• Problem statement: Determine which lines of the records include the word "this", and copy them.
━━ Excerpted data
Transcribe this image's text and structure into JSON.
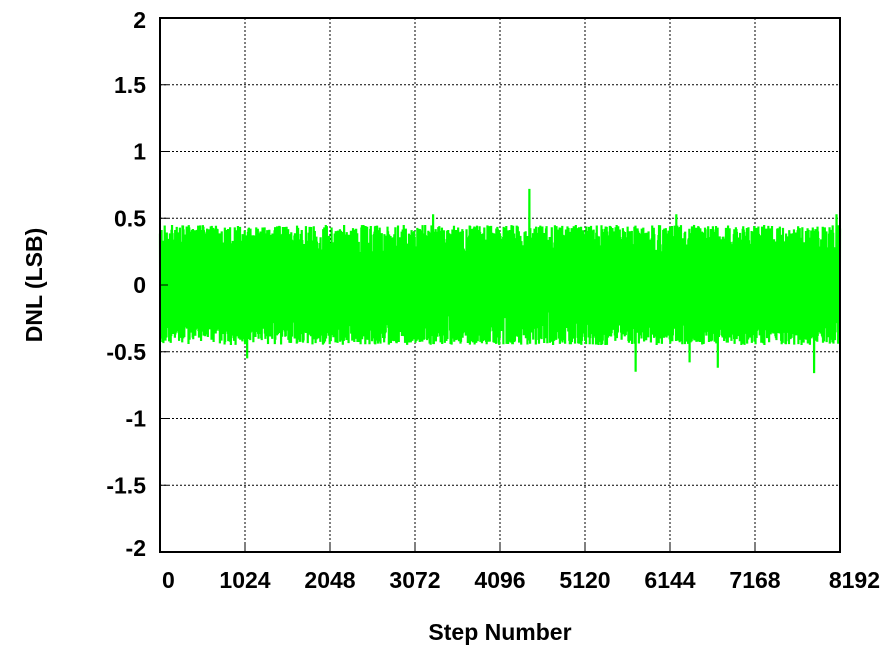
{
  "chart_data": {
    "type": "line",
    "title": "",
    "xlabel": "Step Number",
    "ylabel": "DNL  (LSB)",
    "xlim": [
      0,
      8192
    ],
    "ylim": [
      -2,
      2
    ],
    "x_ticks": [
      0,
      1024,
      2048,
      3072,
      4096,
      5120,
      6144,
      7168,
      8192
    ],
    "x_tick_labels": [
      "0",
      "1024",
      "2048",
      "3072",
      "4096",
      "5120",
      "6144",
      "7168",
      "8192"
    ],
    "y_ticks": [
      -2,
      -1.5,
      -1,
      -0.5,
      0,
      0.5,
      1,
      1.5,
      2
    ],
    "y_tick_labels": [
      "-2",
      "-1.5",
      "-1",
      "-0.5",
      "0",
      "0.5",
      "1",
      "1.5",
      "2"
    ],
    "grid": true,
    "legend": "none",
    "series": [
      {
        "color": "#00ff00",
        "description_of_shape": "dense noise band around zero for every step 0-8192, typically between about -0.45 and 0.45 LSB",
        "typical_range": [
          -0.45,
          0.45
        ],
        "notable_points": [
          {
            "x": 4450,
            "y": 0.72
          },
          {
            "x": 3290,
            "y": 0.53
          },
          {
            "x": 6220,
            "y": 0.53
          },
          {
            "x": 8150,
            "y": 0.53
          },
          {
            "x": 5730,
            "y": -0.65
          },
          {
            "x": 7880,
            "y": -0.66
          },
          {
            "x": 6720,
            "y": -0.62
          },
          {
            "x": 1050,
            "y": -0.55
          },
          {
            "x": 6380,
            "y": -0.58
          }
        ]
      }
    ]
  }
}
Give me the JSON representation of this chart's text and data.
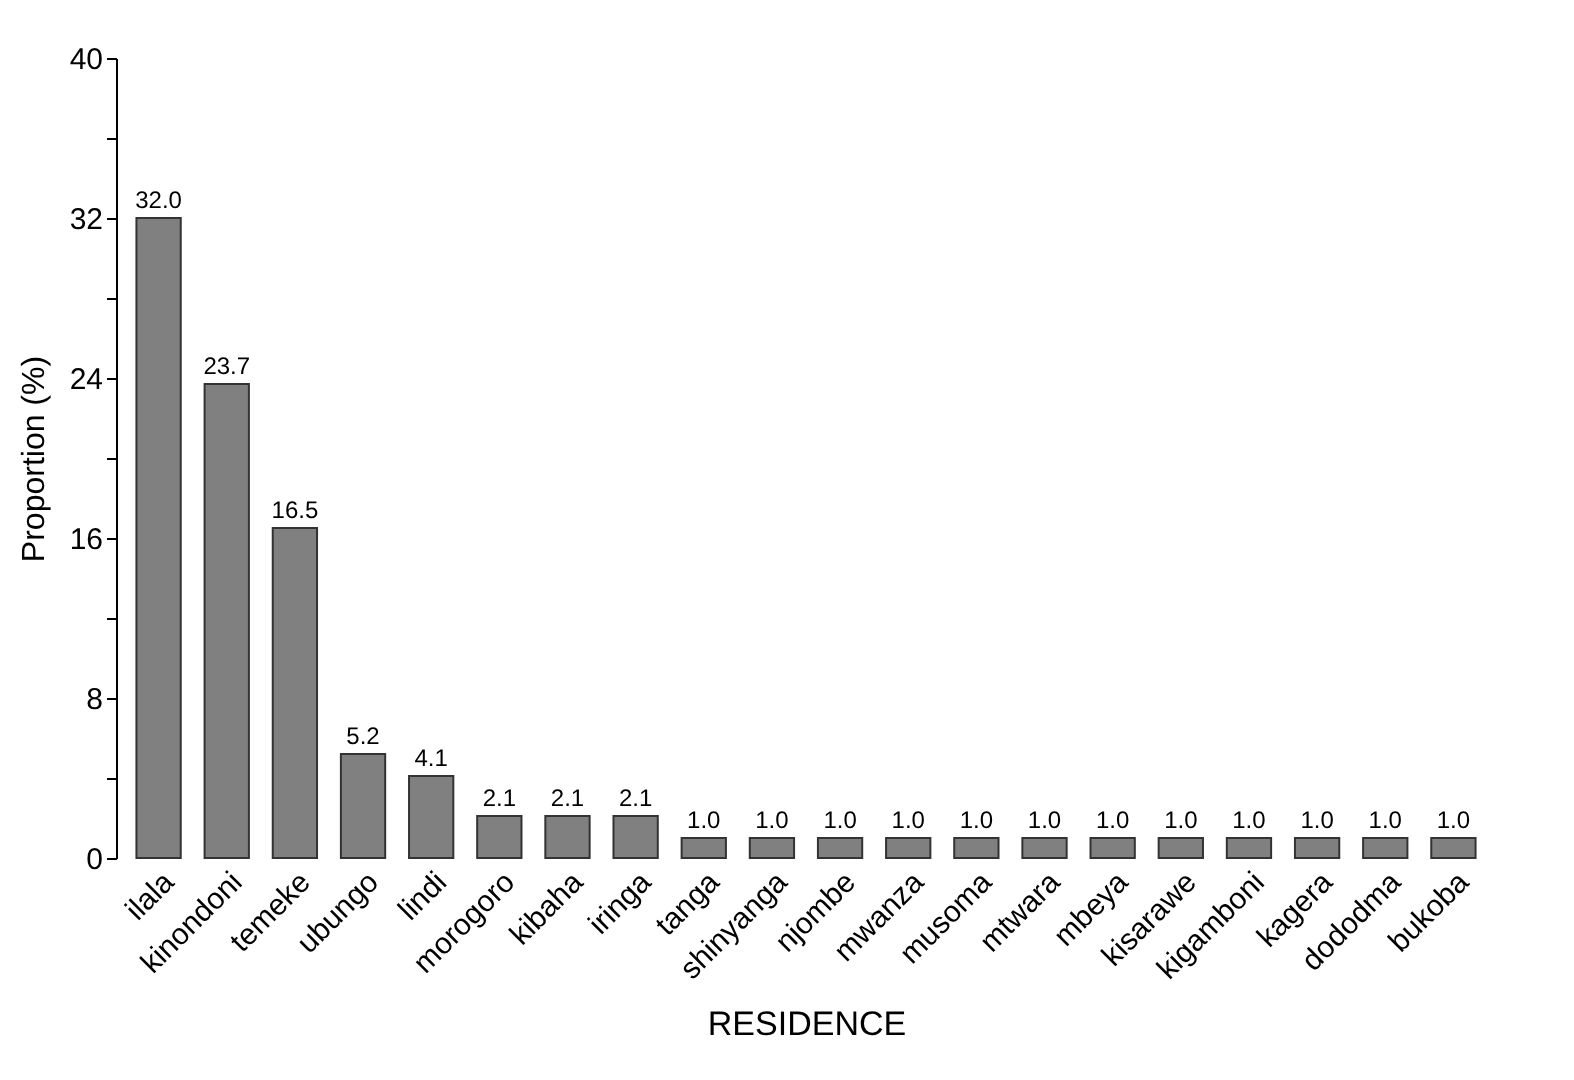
━━━━
• Output of the exercise:
Transcribe this image's text and structure into JSON.
Give me the JSON representation of this chart's text and data.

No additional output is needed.